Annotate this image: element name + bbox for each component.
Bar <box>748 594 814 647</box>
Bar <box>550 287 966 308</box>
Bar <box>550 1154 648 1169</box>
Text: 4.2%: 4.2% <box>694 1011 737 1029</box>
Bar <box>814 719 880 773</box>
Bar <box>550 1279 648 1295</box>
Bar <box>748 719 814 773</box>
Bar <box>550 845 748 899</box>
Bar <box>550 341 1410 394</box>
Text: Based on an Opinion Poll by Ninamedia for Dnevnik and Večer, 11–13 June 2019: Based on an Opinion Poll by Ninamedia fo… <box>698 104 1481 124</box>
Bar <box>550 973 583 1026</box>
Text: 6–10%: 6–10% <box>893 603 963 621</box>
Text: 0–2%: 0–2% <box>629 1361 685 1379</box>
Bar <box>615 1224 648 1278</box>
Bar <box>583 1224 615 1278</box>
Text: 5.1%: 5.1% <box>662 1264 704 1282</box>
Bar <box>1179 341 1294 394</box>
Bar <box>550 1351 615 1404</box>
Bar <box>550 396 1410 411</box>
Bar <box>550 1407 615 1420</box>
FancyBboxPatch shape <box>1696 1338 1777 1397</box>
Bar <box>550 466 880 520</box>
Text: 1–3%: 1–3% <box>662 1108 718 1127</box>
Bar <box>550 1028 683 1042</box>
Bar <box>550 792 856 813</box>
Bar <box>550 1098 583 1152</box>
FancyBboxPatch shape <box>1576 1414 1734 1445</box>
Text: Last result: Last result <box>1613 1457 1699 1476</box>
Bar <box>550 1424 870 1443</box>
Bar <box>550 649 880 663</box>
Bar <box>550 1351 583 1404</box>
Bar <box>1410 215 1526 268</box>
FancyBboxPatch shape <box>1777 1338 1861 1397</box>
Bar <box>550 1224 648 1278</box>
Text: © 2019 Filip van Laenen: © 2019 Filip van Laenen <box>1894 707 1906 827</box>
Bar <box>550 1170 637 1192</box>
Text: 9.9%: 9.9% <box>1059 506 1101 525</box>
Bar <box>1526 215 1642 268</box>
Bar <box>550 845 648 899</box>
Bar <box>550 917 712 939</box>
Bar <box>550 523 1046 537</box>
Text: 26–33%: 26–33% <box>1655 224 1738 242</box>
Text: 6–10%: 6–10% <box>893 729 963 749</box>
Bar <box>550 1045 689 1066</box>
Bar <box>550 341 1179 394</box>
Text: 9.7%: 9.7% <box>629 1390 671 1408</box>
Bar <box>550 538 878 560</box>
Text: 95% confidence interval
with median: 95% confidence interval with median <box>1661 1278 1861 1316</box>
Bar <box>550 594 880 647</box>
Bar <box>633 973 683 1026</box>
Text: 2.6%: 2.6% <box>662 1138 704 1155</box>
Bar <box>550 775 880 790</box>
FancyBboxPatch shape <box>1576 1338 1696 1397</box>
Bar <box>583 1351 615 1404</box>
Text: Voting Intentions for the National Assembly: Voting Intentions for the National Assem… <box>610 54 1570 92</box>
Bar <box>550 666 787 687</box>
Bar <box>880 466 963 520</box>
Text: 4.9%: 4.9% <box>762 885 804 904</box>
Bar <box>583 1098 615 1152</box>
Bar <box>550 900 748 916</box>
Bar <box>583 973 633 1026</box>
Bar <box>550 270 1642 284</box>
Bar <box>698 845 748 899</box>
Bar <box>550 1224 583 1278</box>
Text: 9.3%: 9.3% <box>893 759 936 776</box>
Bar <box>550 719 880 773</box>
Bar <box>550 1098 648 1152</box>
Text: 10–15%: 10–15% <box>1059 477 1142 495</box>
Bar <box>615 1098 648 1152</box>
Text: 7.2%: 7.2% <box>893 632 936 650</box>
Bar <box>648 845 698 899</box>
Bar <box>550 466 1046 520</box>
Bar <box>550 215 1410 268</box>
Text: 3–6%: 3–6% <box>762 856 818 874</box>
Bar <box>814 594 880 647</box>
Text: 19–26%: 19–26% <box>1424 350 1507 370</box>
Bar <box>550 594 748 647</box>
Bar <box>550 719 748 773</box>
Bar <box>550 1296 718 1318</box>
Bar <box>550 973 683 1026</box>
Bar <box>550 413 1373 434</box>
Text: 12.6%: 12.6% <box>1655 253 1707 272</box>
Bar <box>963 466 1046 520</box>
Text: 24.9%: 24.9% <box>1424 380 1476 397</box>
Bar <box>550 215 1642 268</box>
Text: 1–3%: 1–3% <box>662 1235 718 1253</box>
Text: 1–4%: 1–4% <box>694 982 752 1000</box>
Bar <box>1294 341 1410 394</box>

==================================================

Print every line of the items above verbatim, character for character, with nothing added or left out.

Annotate this image: element name + bbox for each component.
Bar <box>748 594 814 647</box>
Bar <box>550 287 966 308</box>
Bar <box>550 1154 648 1169</box>
Text: 4.2%: 4.2% <box>694 1011 737 1029</box>
Bar <box>814 719 880 773</box>
Bar <box>550 1279 648 1295</box>
Bar <box>748 719 814 773</box>
Bar <box>550 845 748 899</box>
Bar <box>550 341 1410 394</box>
Text: Based on an Opinion Poll by Ninamedia for Dnevnik and Večer, 11–13 June 2019: Based on an Opinion Poll by Ninamedia fo… <box>698 104 1481 124</box>
Bar <box>550 973 583 1026</box>
Text: 6–10%: 6–10% <box>893 603 963 621</box>
Text: 0–2%: 0–2% <box>629 1361 685 1379</box>
Bar <box>615 1224 648 1278</box>
Bar <box>583 1224 615 1278</box>
Text: 5.1%: 5.1% <box>662 1264 704 1282</box>
Bar <box>1179 341 1294 394</box>
Bar <box>550 1351 615 1404</box>
Bar <box>550 396 1410 411</box>
Bar <box>550 1407 615 1420</box>
FancyBboxPatch shape <box>1696 1338 1777 1397</box>
Bar <box>550 466 880 520</box>
Text: 1–3%: 1–3% <box>662 1108 718 1127</box>
Bar <box>550 1028 683 1042</box>
Bar <box>550 792 856 813</box>
Bar <box>550 1098 583 1152</box>
FancyBboxPatch shape <box>1576 1414 1734 1445</box>
Text: Last result: Last result <box>1613 1457 1699 1476</box>
Bar <box>550 1424 870 1443</box>
Bar <box>550 649 880 663</box>
Bar <box>550 1351 583 1404</box>
Bar <box>1410 215 1526 268</box>
FancyBboxPatch shape <box>1777 1338 1861 1397</box>
Bar <box>550 1224 648 1278</box>
Text: © 2019 Filip van Laenen: © 2019 Filip van Laenen <box>1894 707 1906 827</box>
Bar <box>550 1170 637 1192</box>
Text: 9.9%: 9.9% <box>1059 506 1101 525</box>
Bar <box>1526 215 1642 268</box>
Bar <box>550 845 648 899</box>
Bar <box>550 917 712 939</box>
Bar <box>550 523 1046 537</box>
Text: 26–33%: 26–33% <box>1655 224 1738 242</box>
Text: 6–10%: 6–10% <box>893 729 963 749</box>
Bar <box>550 1045 689 1066</box>
Bar <box>550 341 1179 394</box>
Text: 9.7%: 9.7% <box>629 1390 671 1408</box>
Bar <box>550 538 878 560</box>
Text: 95% confidence interval
with median: 95% confidence interval with median <box>1661 1278 1861 1316</box>
Bar <box>550 594 880 647</box>
Bar <box>633 973 683 1026</box>
Text: 2.6%: 2.6% <box>662 1138 704 1155</box>
Bar <box>550 775 880 790</box>
FancyBboxPatch shape <box>1576 1338 1696 1397</box>
Bar <box>583 1351 615 1404</box>
Text: Voting Intentions for the National Assembly: Voting Intentions for the National Assem… <box>610 54 1570 92</box>
Bar <box>550 666 787 687</box>
Bar <box>880 466 963 520</box>
Text: 4.9%: 4.9% <box>762 885 804 904</box>
Bar <box>583 1098 615 1152</box>
Bar <box>550 900 748 916</box>
Bar <box>583 973 633 1026</box>
Bar <box>550 270 1642 284</box>
Bar <box>698 845 748 899</box>
Bar <box>550 1224 583 1278</box>
Text: 9.3%: 9.3% <box>893 759 936 776</box>
Bar <box>550 719 880 773</box>
Bar <box>550 1098 648 1152</box>
Text: 10–15%: 10–15% <box>1059 477 1142 495</box>
Bar <box>615 1098 648 1152</box>
Text: 7.2%: 7.2% <box>893 632 936 650</box>
Bar <box>648 845 698 899</box>
Bar <box>550 466 1046 520</box>
Bar <box>550 215 1410 268</box>
Text: 3–6%: 3–6% <box>762 856 818 874</box>
Bar <box>814 594 880 647</box>
Text: 19–26%: 19–26% <box>1424 350 1507 370</box>
Bar <box>550 594 748 647</box>
Bar <box>550 719 748 773</box>
Bar <box>550 1296 718 1318</box>
Bar <box>550 973 683 1026</box>
Bar <box>550 413 1373 434</box>
Text: 12.6%: 12.6% <box>1655 253 1707 272</box>
Bar <box>963 466 1046 520</box>
Text: 24.9%: 24.9% <box>1424 380 1476 397</box>
Bar <box>550 215 1642 268</box>
Text: 1–3%: 1–3% <box>662 1235 718 1253</box>
Text: 1–4%: 1–4% <box>694 982 752 1000</box>
Bar <box>1294 341 1410 394</box>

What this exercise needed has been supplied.